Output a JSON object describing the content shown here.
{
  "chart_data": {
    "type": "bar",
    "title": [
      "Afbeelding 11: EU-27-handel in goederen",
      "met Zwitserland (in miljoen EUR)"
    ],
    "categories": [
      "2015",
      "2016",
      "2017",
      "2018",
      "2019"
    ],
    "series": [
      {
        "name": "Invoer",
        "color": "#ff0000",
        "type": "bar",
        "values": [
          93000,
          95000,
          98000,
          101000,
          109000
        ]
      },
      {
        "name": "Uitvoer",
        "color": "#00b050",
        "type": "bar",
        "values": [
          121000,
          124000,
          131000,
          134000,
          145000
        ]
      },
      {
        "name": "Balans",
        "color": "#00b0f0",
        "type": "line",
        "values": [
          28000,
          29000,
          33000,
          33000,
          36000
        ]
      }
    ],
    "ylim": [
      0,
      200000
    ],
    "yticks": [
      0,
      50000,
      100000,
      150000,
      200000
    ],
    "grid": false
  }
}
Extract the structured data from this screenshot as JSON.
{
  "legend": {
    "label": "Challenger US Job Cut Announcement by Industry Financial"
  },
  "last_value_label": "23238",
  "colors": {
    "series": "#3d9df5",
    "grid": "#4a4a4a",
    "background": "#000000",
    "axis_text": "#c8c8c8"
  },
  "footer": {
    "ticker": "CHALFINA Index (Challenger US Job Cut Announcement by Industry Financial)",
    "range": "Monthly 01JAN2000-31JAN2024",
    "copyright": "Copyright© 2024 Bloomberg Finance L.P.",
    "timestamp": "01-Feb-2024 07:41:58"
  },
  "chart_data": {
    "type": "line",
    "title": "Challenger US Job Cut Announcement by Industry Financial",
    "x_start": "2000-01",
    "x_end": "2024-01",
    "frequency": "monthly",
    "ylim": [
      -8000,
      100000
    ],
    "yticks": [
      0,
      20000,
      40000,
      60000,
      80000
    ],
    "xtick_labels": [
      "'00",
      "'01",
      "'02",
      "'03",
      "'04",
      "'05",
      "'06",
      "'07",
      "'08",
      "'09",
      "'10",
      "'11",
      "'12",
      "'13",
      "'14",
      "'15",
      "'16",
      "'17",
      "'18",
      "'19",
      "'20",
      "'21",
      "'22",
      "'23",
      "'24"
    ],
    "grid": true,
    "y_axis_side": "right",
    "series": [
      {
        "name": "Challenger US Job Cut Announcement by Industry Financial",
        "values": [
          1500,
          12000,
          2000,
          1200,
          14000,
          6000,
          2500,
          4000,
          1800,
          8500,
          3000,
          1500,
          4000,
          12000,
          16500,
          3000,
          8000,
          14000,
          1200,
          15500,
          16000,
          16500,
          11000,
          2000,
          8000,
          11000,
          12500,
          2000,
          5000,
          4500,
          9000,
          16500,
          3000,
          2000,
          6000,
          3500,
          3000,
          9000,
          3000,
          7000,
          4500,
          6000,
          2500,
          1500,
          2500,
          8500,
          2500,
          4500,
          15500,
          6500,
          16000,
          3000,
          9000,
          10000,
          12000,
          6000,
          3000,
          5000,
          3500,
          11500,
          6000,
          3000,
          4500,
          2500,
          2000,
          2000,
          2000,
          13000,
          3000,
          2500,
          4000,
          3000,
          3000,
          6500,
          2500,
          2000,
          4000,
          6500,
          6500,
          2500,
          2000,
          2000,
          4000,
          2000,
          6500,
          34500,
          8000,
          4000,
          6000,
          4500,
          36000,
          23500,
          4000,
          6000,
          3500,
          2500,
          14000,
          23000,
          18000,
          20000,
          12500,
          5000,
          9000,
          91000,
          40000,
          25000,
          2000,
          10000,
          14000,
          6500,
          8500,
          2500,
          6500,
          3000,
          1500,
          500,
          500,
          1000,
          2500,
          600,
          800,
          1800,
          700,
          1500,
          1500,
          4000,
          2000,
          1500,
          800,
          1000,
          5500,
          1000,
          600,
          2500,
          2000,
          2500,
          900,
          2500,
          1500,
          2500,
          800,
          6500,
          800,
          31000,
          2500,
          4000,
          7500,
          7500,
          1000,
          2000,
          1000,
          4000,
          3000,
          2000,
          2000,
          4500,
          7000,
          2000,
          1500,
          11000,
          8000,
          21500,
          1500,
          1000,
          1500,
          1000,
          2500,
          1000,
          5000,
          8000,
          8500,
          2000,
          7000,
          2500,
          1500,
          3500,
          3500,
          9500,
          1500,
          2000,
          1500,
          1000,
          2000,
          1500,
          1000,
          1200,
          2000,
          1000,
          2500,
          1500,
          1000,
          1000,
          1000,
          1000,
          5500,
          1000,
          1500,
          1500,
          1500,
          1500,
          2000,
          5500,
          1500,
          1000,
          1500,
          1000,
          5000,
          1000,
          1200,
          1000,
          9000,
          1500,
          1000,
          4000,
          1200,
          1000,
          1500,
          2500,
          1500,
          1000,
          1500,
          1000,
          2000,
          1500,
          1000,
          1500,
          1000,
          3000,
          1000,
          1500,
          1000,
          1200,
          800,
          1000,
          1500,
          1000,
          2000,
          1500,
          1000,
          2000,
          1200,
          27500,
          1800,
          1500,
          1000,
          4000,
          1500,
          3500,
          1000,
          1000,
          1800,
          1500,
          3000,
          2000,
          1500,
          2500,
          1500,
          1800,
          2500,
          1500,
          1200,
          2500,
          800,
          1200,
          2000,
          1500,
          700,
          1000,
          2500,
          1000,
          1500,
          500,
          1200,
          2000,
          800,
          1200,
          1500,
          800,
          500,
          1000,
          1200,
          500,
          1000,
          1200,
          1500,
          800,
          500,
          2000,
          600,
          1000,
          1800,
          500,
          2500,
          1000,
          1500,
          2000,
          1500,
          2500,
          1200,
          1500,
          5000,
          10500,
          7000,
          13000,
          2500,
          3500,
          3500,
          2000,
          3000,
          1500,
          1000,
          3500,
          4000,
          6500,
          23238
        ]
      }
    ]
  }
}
# # #
■ **GIVEN EXERCISE**: Write out all the records above again, exactly as they stand.

■ **RESULT FOR THIS EXERCISE**:
Output a JSON object describing the content shown here.
{
  "chart_data": {
    "type": "bar",
    "title": [
      "Afbeelding 11: EU-27-handel in goederen",
      "met Zwitserland (in miljoen EUR)"
    ],
    "categories": [
      "2015",
      "2016",
      "2017",
      "2018",
      "2019"
    ],
    "series": [
      {
        "name": "Invoer",
        "color": "#ff0000",
        "type": "bar",
        "values": [
          93000,
          95000,
          98000,
          101000,
          109000
        ]
      },
      {
        "name": "Uitvoer",
        "color": "#00b050",
        "type": "bar",
        "values": [
          121000,
          124000,
          131000,
          134000,
          145000
        ]
      },
      {
        "name": "Balans",
        "color": "#00b0f0",
        "type": "line",
        "values": [
          28000,
          29000,
          33000,
          33000,
          36000
        ]
      }
    ],
    "ylim": [
      0,
      200000
    ],
    "yticks": [
      0,
      50000,
      100000,
      150000,
      200000
    ],
    "grid": false
  }
}
Extract the structured data from this screenshot as JSON.
{
  "legend": {
    "label": "Challenger US Job Cut Announcement by Industry Financial"
  },
  "last_value_label": "23238",
  "colors": {
    "series": "#3d9df5",
    "grid": "#4a4a4a",
    "background": "#000000",
    "axis_text": "#c8c8c8"
  },
  "footer": {
    "ticker": "CHALFINA Index (Challenger US Job Cut Announcement by Industry Financial)",
    "range": "Monthly 01JAN2000-31JAN2024",
    "copyright": "Copyright© 2024 Bloomberg Finance L.P.",
    "timestamp": "01-Feb-2024 07:41:58"
  },
  "chart_data": {
    "type": "line",
    "title": "Challenger US Job Cut Announcement by Industry Financial",
    "x_start": "2000-01",
    "x_end": "2024-01",
    "frequency": "monthly",
    "ylim": [
      -8000,
      100000
    ],
    "yticks": [
      0,
      20000,
      40000,
      60000,
      80000
    ],
    "xtick_labels": [
      "'00",
      "'01",
      "'02",
      "'03",
      "'04",
      "'05",
      "'06",
      "'07",
      "'08",
      "'09",
      "'10",
      "'11",
      "'12",
      "'13",
      "'14",
      "'15",
      "'16",
      "'17",
      "'18",
      "'19",
      "'20",
      "'21",
      "'22",
      "'23",
      "'24"
    ],
    "grid": true,
    "y_axis_side": "right",
    "series": [
      {
        "name": "Challenger US Job Cut Announcement by Industry Financial",
        "values": [
          1500,
          12000,
          2000,
          1200,
          14000,
          6000,
          2500,
          4000,
          1800,
          8500,
          3000,
          1500,
          4000,
          12000,
          16500,
          3000,
          8000,
          14000,
          1200,
          15500,
          16000,
          16500,
          11000,
          2000,
          8000,
          11000,
          12500,
          2000,
          5000,
          4500,
          9000,
          16500,
          3000,
          2000,
          6000,
          3500,
          3000,
          9000,
          3000,
          7000,
          4500,
          6000,
          2500,
          1500,
          2500,
          8500,
          2500,
          4500,
          15500,
          6500,
          16000,
          3000,
          9000,
          10000,
          12000,
          6000,
          3000,
          5000,
          3500,
          11500,
          6000,
          3000,
          4500,
          2500,
          2000,
          2000,
          2000,
          13000,
          3000,
          2500,
          4000,
          3000,
          3000,
          6500,
          2500,
          2000,
          4000,
          6500,
          6500,
          2500,
          2000,
          2000,
          4000,
          2000,
          6500,
          34500,
          8000,
          4000,
          6000,
          4500,
          36000,
          23500,
          4000,
          6000,
          3500,
          2500,
          14000,
          23000,
          18000,
          20000,
          12500,
          5000,
          9000,
          91000,
          40000,
          25000,
          2000,
          10000,
          14000,
          6500,
          8500,
          2500,
          6500,
          3000,
          1500,
          500,
          500,
          1000,
          2500,
          600,
          800,
          1800,
          700,
          1500,
          1500,
          4000,
          2000,
          1500,
          800,
          1000,
          5500,
          1000,
          600,
          2500,
          2000,
          2500,
          900,
          2500,
          1500,
          2500,
          800,
          6500,
          800,
          31000,
          2500,
          4000,
          7500,
          7500,
          1000,
          2000,
          1000,
          4000,
          3000,
          2000,
          2000,
          4500,
          7000,
          2000,
          1500,
          11000,
          8000,
          21500,
          1500,
          1000,
          1500,
          1000,
          2500,
          1000,
          5000,
          8000,
          8500,
          2000,
          7000,
          2500,
          1500,
          3500,
          3500,
          9500,
          1500,
          2000,
          1500,
          1000,
          2000,
          1500,
          1000,
          1200,
          2000,
          1000,
          2500,
          1500,
          1000,
          1000,
          1000,
          1000,
          5500,
          1000,
          1500,
          1500,
          1500,
          1500,
          2000,
          5500,
          1500,
          1000,
          1500,
          1000,
          5000,
          1000,
          1200,
          1000,
          9000,
          1500,
          1000,
          4000,
          1200,
          1000,
          1500,
          2500,
          1500,
          1000,
          1500,
          1000,
          2000,
          1500,
          1000,
          1500,
          1000,
          3000,
          1000,
          1500,
          1000,
          1200,
          800,
          1000,
          1500,
          1000,
          2000,
          1500,
          1000,
          2000,
          1200,
          27500,
          1800,
          1500,
          1000,
          4000,
          1500,
          3500,
          1000,
          1000,
          1800,
          1500,
          3000,
          2000,
          1500,
          2500,
          1500,
          1800,
          2500,
          1500,
          1200,
          2500,
          800,
          1200,
          2000,
          1500,
          700,
          1000,
          2500,
          1000,
          1500,
          500,
          1200,
          2000,
          800,
          1200,
          1500,
          800,
          500,
          1000,
          1200,
          500,
          1000,
          1200,
          1500,
          800,
          500,
          2000,
          600,
          1000,
          1800,
          500,
          2500,
          1000,
          1500,
          2000,
          1500,
          2500,
          1200,
          1500,
          5000,
          10500,
          7000,
          13000,
          2500,
          3500,
          3500,
          2000,
          3000,
          1500,
          1000,
          3500,
          4000,
          6500,
          23238
        ]
      }
    ]
  }
}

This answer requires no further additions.